══ Data for the task
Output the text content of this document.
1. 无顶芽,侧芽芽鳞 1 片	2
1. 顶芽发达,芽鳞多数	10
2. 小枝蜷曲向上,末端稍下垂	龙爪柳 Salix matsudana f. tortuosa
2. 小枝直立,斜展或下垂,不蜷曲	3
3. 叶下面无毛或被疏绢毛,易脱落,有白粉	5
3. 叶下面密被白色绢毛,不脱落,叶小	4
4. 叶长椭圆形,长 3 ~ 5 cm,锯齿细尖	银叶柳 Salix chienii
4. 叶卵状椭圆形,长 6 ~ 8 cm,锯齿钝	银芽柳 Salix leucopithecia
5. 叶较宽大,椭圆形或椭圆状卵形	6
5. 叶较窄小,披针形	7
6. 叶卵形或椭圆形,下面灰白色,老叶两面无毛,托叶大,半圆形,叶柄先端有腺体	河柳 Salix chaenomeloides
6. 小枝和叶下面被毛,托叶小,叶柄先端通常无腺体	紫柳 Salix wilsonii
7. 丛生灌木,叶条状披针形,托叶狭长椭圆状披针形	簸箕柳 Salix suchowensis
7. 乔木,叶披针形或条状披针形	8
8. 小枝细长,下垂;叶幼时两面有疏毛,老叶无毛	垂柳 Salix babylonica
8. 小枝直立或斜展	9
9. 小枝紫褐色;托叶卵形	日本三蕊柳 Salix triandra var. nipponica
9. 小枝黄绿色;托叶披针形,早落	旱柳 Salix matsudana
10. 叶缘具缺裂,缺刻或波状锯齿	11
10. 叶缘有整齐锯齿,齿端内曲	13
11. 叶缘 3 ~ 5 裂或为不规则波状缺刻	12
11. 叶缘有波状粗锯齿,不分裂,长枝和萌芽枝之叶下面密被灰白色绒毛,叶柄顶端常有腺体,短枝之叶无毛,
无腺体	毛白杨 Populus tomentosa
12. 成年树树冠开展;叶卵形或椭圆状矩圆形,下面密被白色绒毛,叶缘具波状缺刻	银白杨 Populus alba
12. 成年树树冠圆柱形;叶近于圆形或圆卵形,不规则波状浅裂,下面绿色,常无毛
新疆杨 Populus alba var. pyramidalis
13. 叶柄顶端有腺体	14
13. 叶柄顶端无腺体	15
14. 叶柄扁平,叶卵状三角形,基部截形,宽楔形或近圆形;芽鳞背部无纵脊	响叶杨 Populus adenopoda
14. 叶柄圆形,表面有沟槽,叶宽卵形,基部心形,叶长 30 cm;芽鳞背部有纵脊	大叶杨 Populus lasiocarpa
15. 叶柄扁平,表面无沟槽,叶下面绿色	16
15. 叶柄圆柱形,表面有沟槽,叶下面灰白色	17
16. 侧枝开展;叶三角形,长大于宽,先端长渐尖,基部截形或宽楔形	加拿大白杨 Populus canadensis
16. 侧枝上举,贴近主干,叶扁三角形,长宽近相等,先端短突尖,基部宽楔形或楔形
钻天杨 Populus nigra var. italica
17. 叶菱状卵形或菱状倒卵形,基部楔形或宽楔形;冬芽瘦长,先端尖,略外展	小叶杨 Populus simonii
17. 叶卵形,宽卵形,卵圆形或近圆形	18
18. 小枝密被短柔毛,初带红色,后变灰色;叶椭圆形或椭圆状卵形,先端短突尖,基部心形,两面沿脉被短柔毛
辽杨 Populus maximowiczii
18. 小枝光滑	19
════
Write out every line from the records above, word for word.

Exercise output:
Output the text content of this document.
1. 无顶芽,侧芽芽鳞 1 片	2
1. 顶芽发达,芽鳞多数	10
2. 小枝蜷曲向上,末端稍下垂	龙爪柳 Salix matsudana f. tortuosa
2. 小枝直立,斜展或下垂,不蜷曲	3
3. 叶下面无毛或被疏绢毛,易脱落,有白粉	5
3. 叶下面密被白色绢毛,不脱落,叶小	4
4. 叶长椭圆形,长 3 ~ 5 cm,锯齿细尖	银叶柳 Salix chienii
4. 叶卵状椭圆形,长 6 ~ 8 cm,锯齿钝	银芽柳 Salix leucopithecia
5. 叶较宽大,椭圆形或椭圆状卵形	6
5. 叶较窄小,披针形	7
6. 叶卵形或椭圆形,下面灰白色,老叶两面无毛,托叶大,半圆形,叶柄先端有腺体	河柳 Salix chaenomeloides
6. 小枝和叶下面被毛,托叶小,叶柄先端通常无腺体	紫柳 Salix wilsonii
7. 丛生灌木,叶条状披针形,托叶狭长椭圆状披针形	簸箕柳 Salix suchowensis
7. 乔木,叶披针形或条状披针形	8
8. 小枝细长,下垂;叶幼时两面有疏毛,老叶无毛	垂柳 Salix babylonica
8. 小枝直立或斜展	9
9. 小枝紫褐色;托叶卵形	日本三蕊柳 Salix triandra var. nipponica
9. 小枝黄绿色;托叶披针形,早落	旱柳 Salix matsudana
10. 叶缘具缺裂,缺刻或波状锯齿	11
10. 叶缘有整齐锯齿,齿端内曲	13
11. 叶缘 3 ~ 5 裂或为不规则波状缺刻	12
11. 叶缘有波状粗锯齿,不分裂,长枝和萌芽枝之叶下面密被灰白色绒毛,叶柄顶端常有腺体,短枝之叶无毛,
无腺体	毛白杨 Populus tomentosa
12. 成年树树冠开展;叶卵形或椭圆状矩圆形,下面密被白色绒毛,叶缘具波状缺刻	银白杨 Populus alba
12. 成年树树冠圆柱形;叶近于圆形或圆卵形,不规则波状浅裂,下面绿色,常无毛
新疆杨 Populus alba var. pyramidalis
13. 叶柄顶端有腺体	14
13. 叶柄顶端无腺体	15
14. 叶柄扁平,叶卵状三角形,基部截形,宽楔形或近圆形;芽鳞背部无纵脊	响叶杨 Populus adenopoda
14. 叶柄圆形,表面有沟槽,叶宽卵形,基部心形,叶长 30 cm;芽鳞背部有纵脊	大叶杨 Populus lasiocarpa
15. 叶柄扁平,表面无沟槽,叶下面绿色	16
15. 叶柄圆柱形,表面有沟槽,叶下面灰白色	17
16. 侧枝开展;叶三角形,长大于宽,先端长渐尖,基部截形或宽楔形	加拿大白杨 Populus canadensis
16. 侧枝上举,贴近主干,叶扁三角形,长宽近相等,先端短突尖,基部宽楔形或楔形
钻天杨 Populus nigra var. italica
17. 叶菱状卵形或菱状倒卵形,基部楔形或宽楔形;冬芽瘦长,先端尖,略外展	小叶杨 Populus simonii
17. 叶卵形,宽卵形,卵圆形或近圆形	18
18. 小枝密被短柔毛,初带红色,后变灰色;叶椭圆形或椭圆状卵形,先端短突尖,基部心形,两面沿脉被短柔毛
辽杨 Populus maximowiczii
18. 小枝光滑	19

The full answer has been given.